*What you have to do*
Leave out the pictures; transcribe all else exactly.

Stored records
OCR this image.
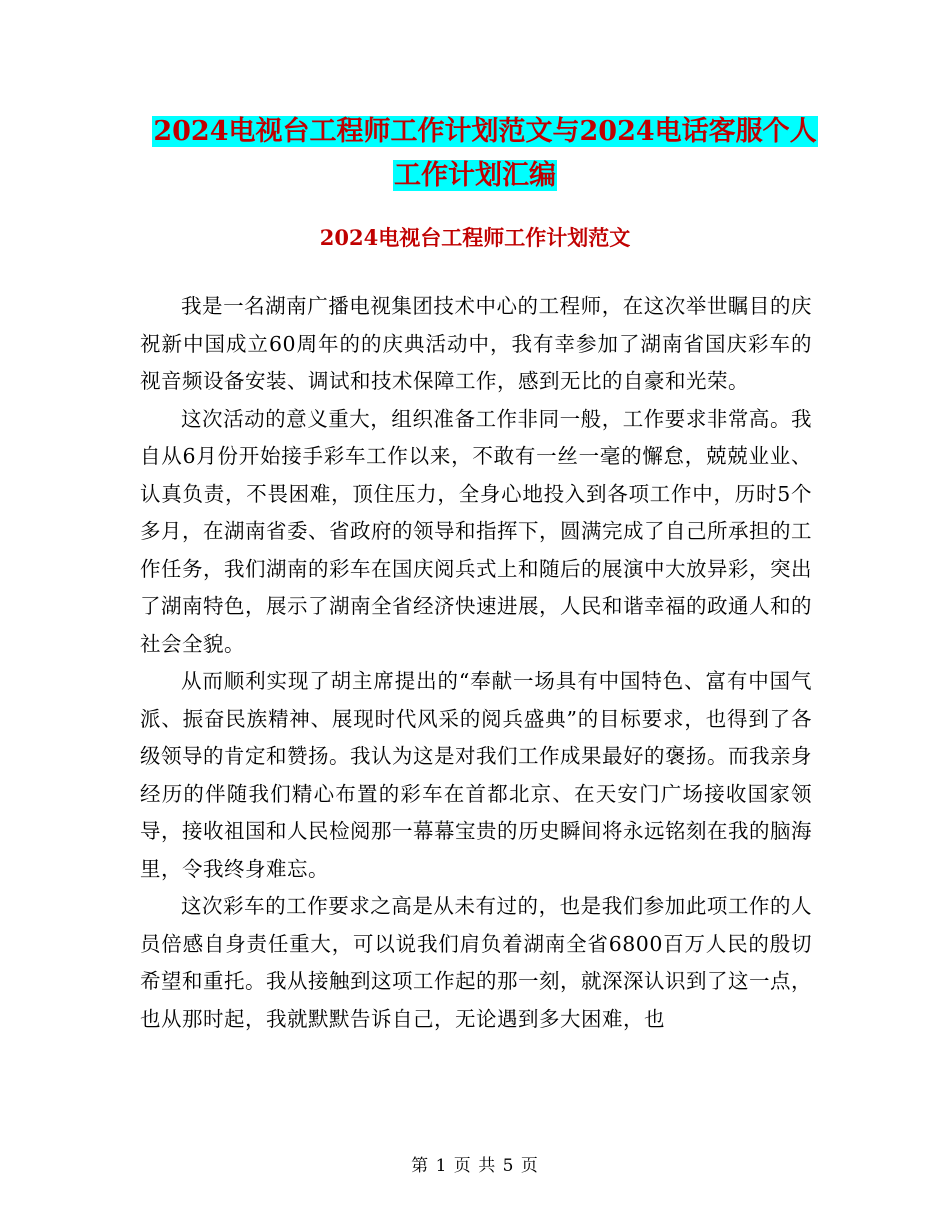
2024电视台工程师工作计划范文与2024电话客服个人
工作计划汇编
2024电视台工程师工作计划范文

我是一名湖南广播电视集团技术中心的工程师，在这次举世瞩目的庆祝新中国成立60周年的的庆典活动中，我有幸参加了湖南省国庆彩车的视音频设备安装、调试和技术保障工作，感到无比的自豪和光荣。

这次活动的意义重大，组织准备工作非同一般，工作要求非常高。我自从6月份开始接手彩车工作以来，不敢有一丝一毫的懈怠，兢兢业业、认真负责，不畏困难，顶住压力，全身心地投入到各项工作中，历时5个多月，在湖南省委、省政府的领导和指挥下，圆满完成了自己所承担的工作任务，我们湖南的彩车在国庆阅兵式上和随后的展演中大放异彩，突出了湖南特色，展示了湖南全省经济快速进展，人民和谐幸福的政通人和的社会全貌。

从而顺利实现了胡主席提出的“奉献一场具有中国特色、富有中国气派、振奋民族精神、展现时代风采的阅兵盛典”的目标要求，也得到了各级领导的肯定和赞扬。我认为这是对我们工作成果最好的褒扬。而我亲身经历的伴随我们精心布置的彩车在首都北京、在天安门广场接收国家领导，接收祖国和人民检阅那一幕幕宝贵的历史瞬间将永远铭刻在我的脑海里，令我终身难忘。

这次彩车的工作要求之高是从未有过的，也是我们参加此项工作的人员倍感自身责任重大，可以说我们肩负着湖南全省6800百万人民的殷切希望和重托。我从接触到这项工作起的那一刻，就深深认识到了这一点，也从那时起，我就默默告诉自己，无论遇到多大困难，也

第 1 页 共 5 页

*Result below*
OCR this image.
2024电视台工程师工作计划范文与2024电话客服个人
工作计划汇编
2024电视台工程师工作计划范文

我是一名湖南广播电视集团技术中心的工程师，在这次举世瞩目的庆祝新中国成立60周年的的庆典活动中，我有幸参加了湖南省国庆彩车的视音频设备安装、调试和技术保障工作，感到无比的自豪和光荣。

这次活动的意义重大，组织准备工作非同一般，工作要求非常高。我自从6月份开始接手彩车工作以来，不敢有一丝一毫的懈怠，兢兢业业、认真负责，不畏困难，顶住压力，全身心地投入到各项工作中，历时5个多月，在湖南省委、省政府的领导和指挥下，圆满完成了自己所承担的工作任务，我们湖南的彩车在国庆阅兵式上和随后的展演中大放异彩，突出了湖南特色，展示了湖南全省经济快速进展，人民和谐幸福的政通人和的社会全貌。

从而顺利实现了胡主席提出的“奉献一场具有中国特色、富有中国气派、振奋民族精神、展现时代风采的阅兵盛典”的目标要求，也得到了各级领导的肯定和赞扬。我认为这是对我们工作成果最好的褒扬。而我亲身经历的伴随我们精心布置的彩车在首都北京、在天安门广场接收国家领导，接收祖国和人民检阅那一幕幕宝贵的历史瞬间将永远铭刻在我的脑海里，令我终身难忘。

这次彩车的工作要求之高是从未有过的，也是我们参加此项工作的人员倍感自身责任重大，可以说我们肩负着湖南全省6800百万人民的殷切希望和重托。我从接触到这项工作起的那一刻，就深深认识到了这一点，也从那时起，我就默默告诉自己，无论遇到多大困难，也

第 1 页 共 5 页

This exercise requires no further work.